The request: Copy the records below exactly, omitting any pictures they contain.

Extracts from a graphics dataset:
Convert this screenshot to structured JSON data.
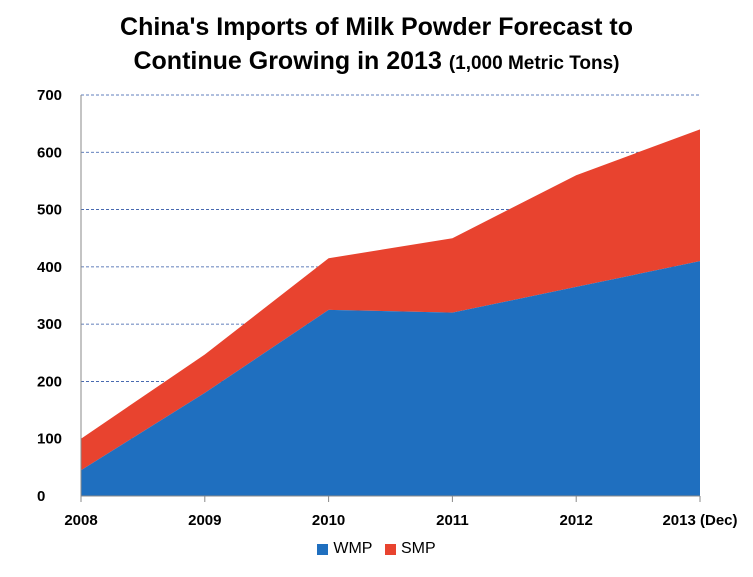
{
  "chart_data": {
    "type": "area",
    "stacked": true,
    "title_line1": "China's Imports of Milk Powder Forecast to",
    "title_line2": "Continue Growing in 2013",
    "title_unit": "(1,000 Metric Tons)",
    "xlabel": "",
    "ylabel": "",
    "categories": [
      "2008",
      "2009",
      "2010",
      "2011",
      "2012",
      "2013 (Dec)"
    ],
    "ylim": [
      0,
      700
    ],
    "yticks": [
      "0",
      "100",
      "200",
      "300",
      "400",
      "500",
      "600",
      "700"
    ],
    "grid": "horizontal dashed",
    "legend_position": "bottom",
    "series": [
      {
        "name": "WMP",
        "color": "#1f6fbf",
        "values": [
          45,
          180,
          325,
          320,
          365,
          410
        ]
      },
      {
        "name": "SMP",
        "color": "#e8432f",
        "values": [
          55,
          67,
          90,
          130,
          195,
          230
        ]
      }
    ]
  }
}
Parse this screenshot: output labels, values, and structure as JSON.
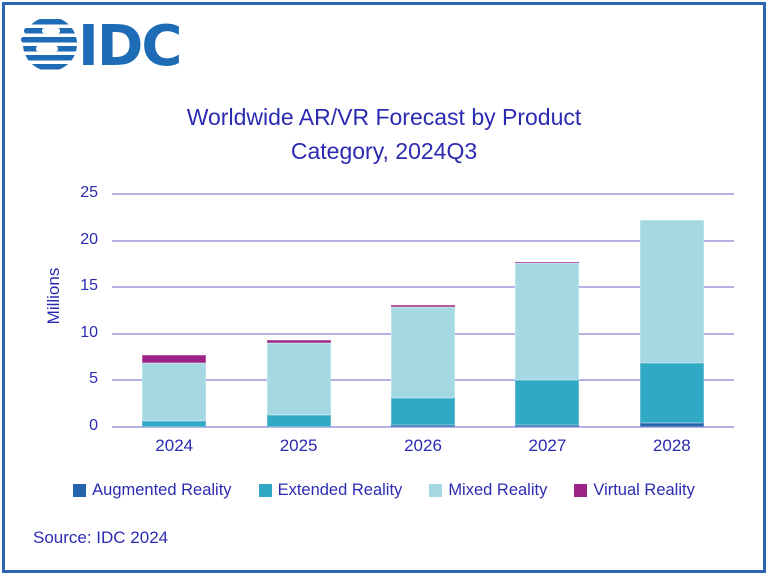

Answer in full:
Convert this screenshot to structured JSON data.
{
  "chart_data": {
    "type": "area",
    "stacked": true,
    "title_line1": "China's Imports of Milk Powder Forecast to",
    "title_line2": "Continue Growing in 2013",
    "title_unit": "(1,000 Metric Tons)",
    "xlabel": "",
    "ylabel": "",
    "categories": [
      "2008",
      "2009",
      "2010",
      "2011",
      "2012",
      "2013 (Dec)"
    ],
    "ylim": [
      0,
      700
    ],
    "yticks": [
      "0",
      "100",
      "200",
      "300",
      "400",
      "500",
      "600",
      "700"
    ],
    "grid": "horizontal dashed",
    "legend_position": "bottom",
    "series": [
      {
        "name": "WMP",
        "color": "#1f6fbf",
        "values": [
          45,
          180,
          325,
          320,
          365,
          410
        ]
      },
      {
        "name": "SMP",
        "color": "#e8432f",
        "values": [
          55,
          67,
          90,
          130,
          195,
          230
        ]
      }
    ]
  }
}
Parse this screenshot: output labels, values, and structure as JSON.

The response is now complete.